### [Stated exercise]
Take all the material and copy it exactly.

### [Recorded information]
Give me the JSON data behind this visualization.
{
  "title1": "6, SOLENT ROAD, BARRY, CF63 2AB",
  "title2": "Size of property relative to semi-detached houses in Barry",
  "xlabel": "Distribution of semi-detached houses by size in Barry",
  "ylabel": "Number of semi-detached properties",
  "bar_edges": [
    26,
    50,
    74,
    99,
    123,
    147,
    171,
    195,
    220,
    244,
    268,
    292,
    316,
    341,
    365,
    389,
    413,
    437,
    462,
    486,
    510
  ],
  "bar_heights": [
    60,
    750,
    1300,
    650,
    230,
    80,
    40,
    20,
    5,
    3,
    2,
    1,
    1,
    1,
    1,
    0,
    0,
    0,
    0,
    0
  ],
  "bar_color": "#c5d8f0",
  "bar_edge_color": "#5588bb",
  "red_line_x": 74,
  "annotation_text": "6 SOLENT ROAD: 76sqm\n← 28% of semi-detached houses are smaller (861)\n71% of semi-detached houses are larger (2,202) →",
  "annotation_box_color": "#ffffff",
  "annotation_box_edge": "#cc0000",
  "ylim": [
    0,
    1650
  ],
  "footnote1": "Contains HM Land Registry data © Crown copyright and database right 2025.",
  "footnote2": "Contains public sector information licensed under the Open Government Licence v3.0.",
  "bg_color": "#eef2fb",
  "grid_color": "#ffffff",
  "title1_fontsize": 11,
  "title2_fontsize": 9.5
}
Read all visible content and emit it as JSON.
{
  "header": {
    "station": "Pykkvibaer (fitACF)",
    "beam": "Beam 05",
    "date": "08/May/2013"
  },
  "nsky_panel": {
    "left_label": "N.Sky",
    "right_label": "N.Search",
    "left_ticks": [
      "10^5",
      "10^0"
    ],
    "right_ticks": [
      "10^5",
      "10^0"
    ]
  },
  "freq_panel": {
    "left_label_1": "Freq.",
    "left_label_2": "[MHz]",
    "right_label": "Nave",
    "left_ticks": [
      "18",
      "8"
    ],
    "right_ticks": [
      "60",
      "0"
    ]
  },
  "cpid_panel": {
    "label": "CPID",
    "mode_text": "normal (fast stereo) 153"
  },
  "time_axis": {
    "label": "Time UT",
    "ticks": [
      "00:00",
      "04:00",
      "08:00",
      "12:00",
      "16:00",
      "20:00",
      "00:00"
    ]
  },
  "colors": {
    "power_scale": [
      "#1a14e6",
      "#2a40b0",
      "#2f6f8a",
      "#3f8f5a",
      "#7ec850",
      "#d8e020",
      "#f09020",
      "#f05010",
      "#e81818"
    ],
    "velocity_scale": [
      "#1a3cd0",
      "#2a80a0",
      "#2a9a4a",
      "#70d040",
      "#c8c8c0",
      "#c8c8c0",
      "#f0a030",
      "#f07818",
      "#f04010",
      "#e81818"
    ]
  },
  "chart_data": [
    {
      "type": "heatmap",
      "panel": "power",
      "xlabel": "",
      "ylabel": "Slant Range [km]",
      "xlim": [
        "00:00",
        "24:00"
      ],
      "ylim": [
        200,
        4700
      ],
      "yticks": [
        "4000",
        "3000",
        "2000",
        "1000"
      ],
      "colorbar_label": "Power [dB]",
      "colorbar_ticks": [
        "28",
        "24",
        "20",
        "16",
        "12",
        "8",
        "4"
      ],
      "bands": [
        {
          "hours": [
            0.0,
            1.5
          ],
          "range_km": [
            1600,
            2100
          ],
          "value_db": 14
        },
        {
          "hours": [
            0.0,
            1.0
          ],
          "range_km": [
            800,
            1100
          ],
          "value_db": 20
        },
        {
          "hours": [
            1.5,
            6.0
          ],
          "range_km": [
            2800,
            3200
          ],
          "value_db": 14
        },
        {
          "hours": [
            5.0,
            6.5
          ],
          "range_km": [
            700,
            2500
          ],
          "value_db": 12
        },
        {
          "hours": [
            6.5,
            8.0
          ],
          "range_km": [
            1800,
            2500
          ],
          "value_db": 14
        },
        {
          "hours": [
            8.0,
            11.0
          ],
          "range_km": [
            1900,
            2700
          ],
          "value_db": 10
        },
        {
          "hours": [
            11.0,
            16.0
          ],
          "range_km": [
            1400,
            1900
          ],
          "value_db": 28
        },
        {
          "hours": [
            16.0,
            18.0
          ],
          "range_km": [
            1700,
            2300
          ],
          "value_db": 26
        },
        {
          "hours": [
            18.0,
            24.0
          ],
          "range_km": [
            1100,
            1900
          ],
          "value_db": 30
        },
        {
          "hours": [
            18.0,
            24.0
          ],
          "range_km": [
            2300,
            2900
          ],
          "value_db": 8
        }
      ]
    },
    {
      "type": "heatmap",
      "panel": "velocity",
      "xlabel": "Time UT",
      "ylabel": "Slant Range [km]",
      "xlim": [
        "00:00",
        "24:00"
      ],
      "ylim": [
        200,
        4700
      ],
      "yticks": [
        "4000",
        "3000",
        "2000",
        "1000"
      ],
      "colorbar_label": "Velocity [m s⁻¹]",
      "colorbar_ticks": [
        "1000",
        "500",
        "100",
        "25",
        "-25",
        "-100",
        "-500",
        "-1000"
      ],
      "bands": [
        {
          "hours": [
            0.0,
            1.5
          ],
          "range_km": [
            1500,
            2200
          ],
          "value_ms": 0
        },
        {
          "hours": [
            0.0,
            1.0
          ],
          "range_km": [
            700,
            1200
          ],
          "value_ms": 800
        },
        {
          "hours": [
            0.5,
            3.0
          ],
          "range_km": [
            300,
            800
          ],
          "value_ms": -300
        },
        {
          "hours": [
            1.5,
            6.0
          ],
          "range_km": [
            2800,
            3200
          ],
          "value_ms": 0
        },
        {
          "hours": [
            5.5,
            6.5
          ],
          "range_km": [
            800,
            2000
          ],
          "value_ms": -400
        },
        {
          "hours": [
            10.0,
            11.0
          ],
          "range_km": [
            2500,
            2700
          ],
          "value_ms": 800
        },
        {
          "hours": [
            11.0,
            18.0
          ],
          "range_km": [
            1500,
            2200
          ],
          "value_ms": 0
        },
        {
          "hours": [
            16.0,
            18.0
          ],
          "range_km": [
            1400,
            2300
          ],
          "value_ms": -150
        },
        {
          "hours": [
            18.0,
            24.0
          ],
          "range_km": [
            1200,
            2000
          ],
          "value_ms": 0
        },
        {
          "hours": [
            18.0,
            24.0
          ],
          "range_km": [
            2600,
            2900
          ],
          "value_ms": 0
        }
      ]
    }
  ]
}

### [Output of the task]
Give me the JSON data behind this visualization.
{
  "title1": "6, SOLENT ROAD, BARRY, CF63 2AB",
  "title2": "Size of property relative to semi-detached houses in Barry",
  "xlabel": "Distribution of semi-detached houses by size in Barry",
  "ylabel": "Number of semi-detached properties",
  "bar_edges": [
    26,
    50,
    74,
    99,
    123,
    147,
    171,
    195,
    220,
    244,
    268,
    292,
    316,
    341,
    365,
    389,
    413,
    437,
    462,
    486,
    510
  ],
  "bar_heights": [
    60,
    750,
    1300,
    650,
    230,
    80,
    40,
    20,
    5,
    3,
    2,
    1,
    1,
    1,
    1,
    0,
    0,
    0,
    0,
    0
  ],
  "bar_color": "#c5d8f0",
  "bar_edge_color": "#5588bb",
  "red_line_x": 74,
  "annotation_text": "6 SOLENT ROAD: 76sqm\n← 28% of semi-detached houses are smaller (861)\n71% of semi-detached houses are larger (2,202) →",
  "annotation_box_color": "#ffffff",
  "annotation_box_edge": "#cc0000",
  "ylim": [
    0,
    1650
  ],
  "footnote1": "Contains HM Land Registry data © Crown copyright and database right 2025.",
  "footnote2": "Contains public sector information licensed under the Open Government Licence v3.0.",
  "bg_color": "#eef2fb",
  "grid_color": "#ffffff",
  "title1_fontsize": 11,
  "title2_fontsize": 9.5
}
Read all visible content and emit it as JSON.
{
  "header": {
    "station": "Pykkvibaer (fitACF)",
    "beam": "Beam 05",
    "date": "08/May/2013"
  },
  "nsky_panel": {
    "left_label": "N.Sky",
    "right_label": "N.Search",
    "left_ticks": [
      "10^5",
      "10^0"
    ],
    "right_ticks": [
      "10^5",
      "10^0"
    ]
  },
  "freq_panel": {
    "left_label_1": "Freq.",
    "left_label_2": "[MHz]",
    "right_label": "Nave",
    "left_ticks": [
      "18",
      "8"
    ],
    "right_ticks": [
      "60",
      "0"
    ]
  },
  "cpid_panel": {
    "label": "CPID",
    "mode_text": "normal (fast stereo) 153"
  },
  "time_axis": {
    "label": "Time UT",
    "ticks": [
      "00:00",
      "04:00",
      "08:00",
      "12:00",
      "16:00",
      "20:00",
      "00:00"
    ]
  },
  "colors": {
    "power_scale": [
      "#1a14e6",
      "#2a40b0",
      "#2f6f8a",
      "#3f8f5a",
      "#7ec850",
      "#d8e020",
      "#f09020",
      "#f05010",
      "#e81818"
    ],
    "velocity_scale": [
      "#1a3cd0",
      "#2a80a0",
      "#2a9a4a",
      "#70d040",
      "#c8c8c0",
      "#c8c8c0",
      "#f0a030",
      "#f07818",
      "#f04010",
      "#e81818"
    ]
  },
  "chart_data": [
    {
      "type": "heatmap",
      "panel": "power",
      "xlabel": "",
      "ylabel": "Slant Range [km]",
      "xlim": [
        "00:00",
        "24:00"
      ],
      "ylim": [
        200,
        4700
      ],
      "yticks": [
        "4000",
        "3000",
        "2000",
        "1000"
      ],
      "colorbar_label": "Power [dB]",
      "colorbar_ticks": [
        "28",
        "24",
        "20",
        "16",
        "12",
        "8",
        "4"
      ],
      "bands": [
        {
          "hours": [
            0.0,
            1.5
          ],
          "range_km": [
            1600,
            2100
          ],
          "value_db": 14
        },
        {
          "hours": [
            0.0,
            1.0
          ],
          "range_km": [
            800,
            1100
          ],
          "value_db": 20
        },
        {
          "hours": [
            1.5,
            6.0
          ],
          "range_km": [
            2800,
            3200
          ],
          "value_db": 14
        },
        {
          "hours": [
            5.0,
            6.5
          ],
          "range_km": [
            700,
            2500
          ],
          "value_db": 12
        },
        {
          "hours": [
            6.5,
            8.0
          ],
          "range_km": [
            1800,
            2500
          ],
          "value_db": 14
        },
        {
          "hours": [
            8.0,
            11.0
          ],
          "range_km": [
            1900,
            2700
          ],
          "value_db": 10
        },
        {
          "hours": [
            11.0,
            16.0
          ],
          "range_km": [
            1400,
            1900
          ],
          "value_db": 28
        },
        {
          "hours": [
            16.0,
            18.0
          ],
          "range_km": [
            1700,
            2300
          ],
          "value_db": 26
        },
        {
          "hours": [
            18.0,
            24.0
          ],
          "range_km": [
            1100,
            1900
          ],
          "value_db": 30
        },
        {
          "hours": [
            18.0,
            24.0
          ],
          "range_km": [
            2300,
            2900
          ],
          "value_db": 8
        }
      ]
    },
    {
      "type": "heatmap",
      "panel": "velocity",
      "xlabel": "Time UT",
      "ylabel": "Slant Range [km]",
      "xlim": [
        "00:00",
        "24:00"
      ],
      "ylim": [
        200,
        4700
      ],
      "yticks": [
        "4000",
        "3000",
        "2000",
        "1000"
      ],
      "colorbar_label": "Velocity [m s⁻¹]",
      "colorbar_ticks": [
        "1000",
        "500",
        "100",
        "25",
        "-25",
        "-100",
        "-500",
        "-1000"
      ],
      "bands": [
        {
          "hours": [
            0.0,
            1.5
          ],
          "range_km": [
            1500,
            2200
          ],
          "value_ms": 0
        },
        {
          "hours": [
            0.0,
            1.0
          ],
          "range_km": [
            700,
            1200
          ],
          "value_ms": 800
        },
        {
          "hours": [
            0.5,
            3.0
          ],
          "range_km": [
            300,
            800
          ],
          "value_ms": -300
        },
        {
          "hours": [
            1.5,
            6.0
          ],
          "range_km": [
            2800,
            3200
          ],
          "value_ms": 0
        },
        {
          "hours": [
            5.5,
            6.5
          ],
          "range_km": [
            800,
            2000
          ],
          "value_ms": -400
        },
        {
          "hours": [
            10.0,
            11.0
          ],
          "range_km": [
            2500,
            2700
          ],
          "value_ms": 800
        },
        {
          "hours": [
            11.0,
            18.0
          ],
          "range_km": [
            1500,
            2200
          ],
          "value_ms": 0
        },
        {
          "hours": [
            16.0,
            18.0
          ],
          "range_km": [
            1400,
            2300
          ],
          "value_ms": -150
        },
        {
          "hours": [
            18.0,
            24.0
          ],
          "range_km": [
            1200,
            2000
          ],
          "value_ms": 0
        },
        {
          "hours": [
            18.0,
            24.0
          ],
          "range_km": [
            2600,
            2900
          ],
          "value_ms": 0
        }
      ]
    }
  ]
}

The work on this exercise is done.